[Begin]
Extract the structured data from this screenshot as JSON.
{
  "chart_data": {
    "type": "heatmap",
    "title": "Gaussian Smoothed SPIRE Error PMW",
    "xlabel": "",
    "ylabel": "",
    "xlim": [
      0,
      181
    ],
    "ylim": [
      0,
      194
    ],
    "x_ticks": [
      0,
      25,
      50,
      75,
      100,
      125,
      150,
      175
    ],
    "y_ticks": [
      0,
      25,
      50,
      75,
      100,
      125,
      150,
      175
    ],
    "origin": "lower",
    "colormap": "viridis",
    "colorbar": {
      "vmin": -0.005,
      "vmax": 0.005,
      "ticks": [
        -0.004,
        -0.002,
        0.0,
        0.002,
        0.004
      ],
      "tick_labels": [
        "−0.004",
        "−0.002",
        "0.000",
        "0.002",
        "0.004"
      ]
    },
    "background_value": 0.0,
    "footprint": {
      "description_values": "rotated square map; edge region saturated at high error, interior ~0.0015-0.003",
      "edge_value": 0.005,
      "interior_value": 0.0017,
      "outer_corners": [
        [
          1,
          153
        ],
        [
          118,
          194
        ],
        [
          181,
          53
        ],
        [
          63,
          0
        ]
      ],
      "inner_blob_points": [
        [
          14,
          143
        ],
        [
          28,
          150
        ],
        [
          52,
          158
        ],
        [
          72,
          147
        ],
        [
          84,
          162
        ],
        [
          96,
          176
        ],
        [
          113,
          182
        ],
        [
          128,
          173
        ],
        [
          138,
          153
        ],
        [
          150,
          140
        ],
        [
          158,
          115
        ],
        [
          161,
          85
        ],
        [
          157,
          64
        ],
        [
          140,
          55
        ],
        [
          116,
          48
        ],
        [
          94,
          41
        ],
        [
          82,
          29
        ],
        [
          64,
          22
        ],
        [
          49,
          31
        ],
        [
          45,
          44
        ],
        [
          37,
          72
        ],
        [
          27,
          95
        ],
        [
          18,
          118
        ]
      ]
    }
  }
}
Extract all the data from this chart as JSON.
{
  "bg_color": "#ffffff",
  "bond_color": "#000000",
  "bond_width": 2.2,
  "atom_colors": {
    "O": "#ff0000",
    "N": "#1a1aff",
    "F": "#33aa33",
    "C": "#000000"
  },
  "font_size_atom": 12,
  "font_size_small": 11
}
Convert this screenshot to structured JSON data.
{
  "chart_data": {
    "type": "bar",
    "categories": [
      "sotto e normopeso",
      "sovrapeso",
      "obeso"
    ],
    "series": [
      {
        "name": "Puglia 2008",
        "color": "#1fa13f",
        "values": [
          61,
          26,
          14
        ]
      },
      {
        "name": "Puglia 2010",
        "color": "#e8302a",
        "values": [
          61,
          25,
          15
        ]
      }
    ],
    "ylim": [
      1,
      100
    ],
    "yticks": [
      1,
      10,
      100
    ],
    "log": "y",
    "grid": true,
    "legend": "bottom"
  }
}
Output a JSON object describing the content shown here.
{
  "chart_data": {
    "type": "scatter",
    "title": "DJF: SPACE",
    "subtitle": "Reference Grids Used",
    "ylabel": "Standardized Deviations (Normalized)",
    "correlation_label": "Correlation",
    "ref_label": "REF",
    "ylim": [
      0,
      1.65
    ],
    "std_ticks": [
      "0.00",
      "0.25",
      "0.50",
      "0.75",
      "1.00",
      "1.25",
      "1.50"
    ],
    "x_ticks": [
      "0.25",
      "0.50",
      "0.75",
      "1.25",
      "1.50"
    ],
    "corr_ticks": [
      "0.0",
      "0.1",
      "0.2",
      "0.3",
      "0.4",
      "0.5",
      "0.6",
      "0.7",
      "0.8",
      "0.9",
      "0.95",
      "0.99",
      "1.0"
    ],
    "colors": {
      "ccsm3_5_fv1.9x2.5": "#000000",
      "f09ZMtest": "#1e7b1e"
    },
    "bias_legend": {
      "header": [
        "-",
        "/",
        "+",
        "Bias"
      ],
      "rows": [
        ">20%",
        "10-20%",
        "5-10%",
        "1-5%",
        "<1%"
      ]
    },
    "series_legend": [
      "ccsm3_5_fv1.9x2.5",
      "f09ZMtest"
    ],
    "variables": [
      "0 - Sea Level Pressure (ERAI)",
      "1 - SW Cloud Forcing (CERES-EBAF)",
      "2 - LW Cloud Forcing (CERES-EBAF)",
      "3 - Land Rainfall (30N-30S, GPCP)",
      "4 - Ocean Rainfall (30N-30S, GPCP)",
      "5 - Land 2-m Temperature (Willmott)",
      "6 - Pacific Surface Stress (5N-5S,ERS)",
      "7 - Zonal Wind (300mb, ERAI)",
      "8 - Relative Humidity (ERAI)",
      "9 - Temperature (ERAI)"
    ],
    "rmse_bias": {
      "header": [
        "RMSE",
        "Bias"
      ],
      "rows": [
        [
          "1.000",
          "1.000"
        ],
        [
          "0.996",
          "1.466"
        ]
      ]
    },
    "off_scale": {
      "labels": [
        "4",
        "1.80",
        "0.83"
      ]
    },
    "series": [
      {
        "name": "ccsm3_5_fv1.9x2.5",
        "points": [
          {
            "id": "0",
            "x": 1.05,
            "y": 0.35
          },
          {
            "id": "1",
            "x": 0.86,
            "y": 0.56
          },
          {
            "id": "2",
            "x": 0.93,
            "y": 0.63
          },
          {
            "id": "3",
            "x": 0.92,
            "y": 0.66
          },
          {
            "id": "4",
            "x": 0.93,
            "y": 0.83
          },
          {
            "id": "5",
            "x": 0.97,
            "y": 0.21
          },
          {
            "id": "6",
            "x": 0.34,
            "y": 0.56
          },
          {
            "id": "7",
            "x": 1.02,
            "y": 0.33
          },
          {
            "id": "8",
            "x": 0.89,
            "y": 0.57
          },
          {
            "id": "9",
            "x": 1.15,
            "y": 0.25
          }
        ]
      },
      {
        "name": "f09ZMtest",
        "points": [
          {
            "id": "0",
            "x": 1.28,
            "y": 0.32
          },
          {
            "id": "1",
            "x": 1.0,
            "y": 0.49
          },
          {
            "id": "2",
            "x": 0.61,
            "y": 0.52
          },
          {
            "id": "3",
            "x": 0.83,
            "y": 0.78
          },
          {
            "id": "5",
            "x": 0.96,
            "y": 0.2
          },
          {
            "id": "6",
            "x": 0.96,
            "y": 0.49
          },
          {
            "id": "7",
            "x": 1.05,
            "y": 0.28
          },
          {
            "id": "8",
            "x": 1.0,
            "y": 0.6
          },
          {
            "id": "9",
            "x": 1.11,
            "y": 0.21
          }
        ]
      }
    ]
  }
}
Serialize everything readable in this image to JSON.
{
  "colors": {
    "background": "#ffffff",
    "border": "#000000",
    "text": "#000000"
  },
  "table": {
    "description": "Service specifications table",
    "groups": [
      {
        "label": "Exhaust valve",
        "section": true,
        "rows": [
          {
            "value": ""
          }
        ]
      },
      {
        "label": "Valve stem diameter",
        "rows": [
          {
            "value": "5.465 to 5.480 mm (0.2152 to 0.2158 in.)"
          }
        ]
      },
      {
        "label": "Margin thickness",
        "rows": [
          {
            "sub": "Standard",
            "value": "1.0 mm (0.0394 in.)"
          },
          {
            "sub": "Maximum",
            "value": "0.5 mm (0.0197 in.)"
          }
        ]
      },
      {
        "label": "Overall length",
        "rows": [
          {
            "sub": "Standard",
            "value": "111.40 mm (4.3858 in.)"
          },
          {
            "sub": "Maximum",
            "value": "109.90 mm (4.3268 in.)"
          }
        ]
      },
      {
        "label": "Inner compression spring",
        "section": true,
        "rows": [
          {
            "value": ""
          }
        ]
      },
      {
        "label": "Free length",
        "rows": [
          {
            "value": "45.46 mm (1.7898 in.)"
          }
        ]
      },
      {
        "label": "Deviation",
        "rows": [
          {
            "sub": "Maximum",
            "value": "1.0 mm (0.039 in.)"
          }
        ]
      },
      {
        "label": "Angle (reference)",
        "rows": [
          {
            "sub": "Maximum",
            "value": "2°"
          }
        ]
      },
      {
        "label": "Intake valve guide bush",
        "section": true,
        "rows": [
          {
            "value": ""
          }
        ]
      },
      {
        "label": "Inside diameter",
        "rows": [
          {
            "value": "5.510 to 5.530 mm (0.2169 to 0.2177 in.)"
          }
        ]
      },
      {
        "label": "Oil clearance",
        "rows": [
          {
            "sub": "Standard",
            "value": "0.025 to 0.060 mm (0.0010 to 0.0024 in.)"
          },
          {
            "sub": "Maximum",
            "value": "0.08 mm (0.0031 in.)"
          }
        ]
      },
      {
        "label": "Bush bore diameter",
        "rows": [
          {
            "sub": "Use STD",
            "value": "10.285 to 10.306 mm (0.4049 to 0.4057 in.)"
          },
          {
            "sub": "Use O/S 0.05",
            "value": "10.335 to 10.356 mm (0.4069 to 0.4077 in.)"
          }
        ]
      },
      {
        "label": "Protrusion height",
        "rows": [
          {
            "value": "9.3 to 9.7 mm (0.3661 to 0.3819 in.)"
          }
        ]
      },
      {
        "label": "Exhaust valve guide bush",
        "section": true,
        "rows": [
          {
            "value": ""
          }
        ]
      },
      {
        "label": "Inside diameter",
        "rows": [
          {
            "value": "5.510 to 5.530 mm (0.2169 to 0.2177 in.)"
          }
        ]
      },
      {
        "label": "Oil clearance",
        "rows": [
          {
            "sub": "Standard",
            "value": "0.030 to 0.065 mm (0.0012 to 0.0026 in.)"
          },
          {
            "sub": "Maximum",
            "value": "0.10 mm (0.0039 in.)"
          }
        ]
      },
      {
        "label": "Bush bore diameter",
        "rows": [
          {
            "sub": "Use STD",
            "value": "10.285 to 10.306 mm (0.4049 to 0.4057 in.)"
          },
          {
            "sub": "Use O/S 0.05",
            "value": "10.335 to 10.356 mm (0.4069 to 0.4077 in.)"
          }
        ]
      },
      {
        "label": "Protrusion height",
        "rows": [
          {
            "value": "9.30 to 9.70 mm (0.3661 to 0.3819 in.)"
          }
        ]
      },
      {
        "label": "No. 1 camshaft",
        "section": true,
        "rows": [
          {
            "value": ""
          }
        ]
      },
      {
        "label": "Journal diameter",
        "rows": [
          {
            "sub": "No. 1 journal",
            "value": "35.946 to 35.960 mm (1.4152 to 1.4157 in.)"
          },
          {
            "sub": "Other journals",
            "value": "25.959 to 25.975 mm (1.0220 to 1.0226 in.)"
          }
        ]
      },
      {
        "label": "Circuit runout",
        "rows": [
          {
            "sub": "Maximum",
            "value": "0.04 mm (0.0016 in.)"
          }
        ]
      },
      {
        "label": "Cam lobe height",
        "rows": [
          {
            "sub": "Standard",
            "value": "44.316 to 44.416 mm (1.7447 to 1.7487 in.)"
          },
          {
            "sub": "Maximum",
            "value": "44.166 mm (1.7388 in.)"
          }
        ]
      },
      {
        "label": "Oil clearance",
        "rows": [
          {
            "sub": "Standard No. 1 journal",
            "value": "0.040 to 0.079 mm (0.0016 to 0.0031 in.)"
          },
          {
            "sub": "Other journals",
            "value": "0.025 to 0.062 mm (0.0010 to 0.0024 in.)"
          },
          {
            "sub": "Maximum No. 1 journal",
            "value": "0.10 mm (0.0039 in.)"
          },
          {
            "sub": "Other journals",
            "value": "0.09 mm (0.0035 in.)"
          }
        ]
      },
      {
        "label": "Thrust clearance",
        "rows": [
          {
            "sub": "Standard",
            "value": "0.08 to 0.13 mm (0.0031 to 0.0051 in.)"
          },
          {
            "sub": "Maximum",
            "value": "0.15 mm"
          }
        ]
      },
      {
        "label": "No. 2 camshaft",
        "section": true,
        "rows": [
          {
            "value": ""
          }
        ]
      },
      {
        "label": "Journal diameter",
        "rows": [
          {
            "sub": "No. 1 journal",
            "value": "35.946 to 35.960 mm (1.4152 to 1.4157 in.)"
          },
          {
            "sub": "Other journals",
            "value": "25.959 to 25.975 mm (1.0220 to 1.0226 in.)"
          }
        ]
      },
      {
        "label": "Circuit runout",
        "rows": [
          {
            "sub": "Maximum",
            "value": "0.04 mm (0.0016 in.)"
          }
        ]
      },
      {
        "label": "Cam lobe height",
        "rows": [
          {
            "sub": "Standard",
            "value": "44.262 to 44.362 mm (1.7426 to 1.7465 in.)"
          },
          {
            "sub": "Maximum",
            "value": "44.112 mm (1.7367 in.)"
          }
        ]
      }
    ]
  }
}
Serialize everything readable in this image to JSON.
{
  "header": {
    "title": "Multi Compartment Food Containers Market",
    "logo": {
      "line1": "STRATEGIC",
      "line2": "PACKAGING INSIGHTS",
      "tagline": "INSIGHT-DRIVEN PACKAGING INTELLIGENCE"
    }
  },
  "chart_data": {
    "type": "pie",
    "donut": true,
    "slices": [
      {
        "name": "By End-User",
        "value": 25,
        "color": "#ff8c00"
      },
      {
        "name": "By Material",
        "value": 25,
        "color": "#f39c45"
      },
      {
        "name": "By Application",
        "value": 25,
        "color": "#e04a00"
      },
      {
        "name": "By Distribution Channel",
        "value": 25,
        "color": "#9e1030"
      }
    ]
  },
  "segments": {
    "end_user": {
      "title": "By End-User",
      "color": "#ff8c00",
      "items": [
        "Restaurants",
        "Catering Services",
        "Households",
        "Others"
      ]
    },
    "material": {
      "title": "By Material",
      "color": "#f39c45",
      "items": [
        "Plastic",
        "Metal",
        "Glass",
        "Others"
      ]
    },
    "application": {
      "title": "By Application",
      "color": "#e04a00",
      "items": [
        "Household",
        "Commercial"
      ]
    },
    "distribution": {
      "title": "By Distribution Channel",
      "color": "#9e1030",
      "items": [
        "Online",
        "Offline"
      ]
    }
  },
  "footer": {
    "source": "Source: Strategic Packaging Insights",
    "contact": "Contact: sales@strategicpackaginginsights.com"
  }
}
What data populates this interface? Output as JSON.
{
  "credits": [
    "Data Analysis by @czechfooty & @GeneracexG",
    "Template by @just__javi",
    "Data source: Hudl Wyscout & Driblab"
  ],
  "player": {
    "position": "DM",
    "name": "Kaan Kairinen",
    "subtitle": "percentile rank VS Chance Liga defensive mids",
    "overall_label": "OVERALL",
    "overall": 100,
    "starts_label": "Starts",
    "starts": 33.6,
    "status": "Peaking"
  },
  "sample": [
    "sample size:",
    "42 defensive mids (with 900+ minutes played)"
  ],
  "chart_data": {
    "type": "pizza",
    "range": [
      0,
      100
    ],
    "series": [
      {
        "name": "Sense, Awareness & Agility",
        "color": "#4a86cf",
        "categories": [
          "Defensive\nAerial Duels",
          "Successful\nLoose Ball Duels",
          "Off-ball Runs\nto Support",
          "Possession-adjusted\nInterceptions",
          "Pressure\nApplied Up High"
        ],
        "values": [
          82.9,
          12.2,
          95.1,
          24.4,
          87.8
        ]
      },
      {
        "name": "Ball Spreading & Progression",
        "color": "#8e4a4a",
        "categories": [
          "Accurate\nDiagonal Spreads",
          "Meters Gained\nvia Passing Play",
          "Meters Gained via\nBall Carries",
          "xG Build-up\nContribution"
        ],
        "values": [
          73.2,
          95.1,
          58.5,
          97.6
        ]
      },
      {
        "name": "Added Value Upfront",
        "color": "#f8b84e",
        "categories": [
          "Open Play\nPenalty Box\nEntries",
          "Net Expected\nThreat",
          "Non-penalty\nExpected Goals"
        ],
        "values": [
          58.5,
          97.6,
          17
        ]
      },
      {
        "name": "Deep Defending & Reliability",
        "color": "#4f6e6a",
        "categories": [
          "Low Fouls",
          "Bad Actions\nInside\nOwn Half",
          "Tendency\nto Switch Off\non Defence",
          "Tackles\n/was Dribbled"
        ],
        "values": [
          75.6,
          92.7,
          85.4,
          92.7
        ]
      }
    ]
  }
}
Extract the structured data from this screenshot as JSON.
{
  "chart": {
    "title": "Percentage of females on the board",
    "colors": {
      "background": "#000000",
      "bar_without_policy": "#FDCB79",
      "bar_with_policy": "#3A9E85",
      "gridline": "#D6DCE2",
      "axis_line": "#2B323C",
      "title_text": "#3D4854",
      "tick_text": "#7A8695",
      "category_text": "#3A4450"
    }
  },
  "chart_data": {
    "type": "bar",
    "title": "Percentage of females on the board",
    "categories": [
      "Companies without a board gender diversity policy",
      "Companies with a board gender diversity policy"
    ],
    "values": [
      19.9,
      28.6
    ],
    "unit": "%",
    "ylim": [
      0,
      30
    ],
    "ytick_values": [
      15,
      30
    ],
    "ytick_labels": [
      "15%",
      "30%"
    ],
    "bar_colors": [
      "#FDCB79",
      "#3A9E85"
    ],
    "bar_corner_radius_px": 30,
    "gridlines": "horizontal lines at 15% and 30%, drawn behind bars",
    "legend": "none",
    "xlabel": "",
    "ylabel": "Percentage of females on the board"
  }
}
[End]
■ Task to carry out
Report the number of lines containing the string "Duels" and add nothing to it.

■ Solution for this exercise
2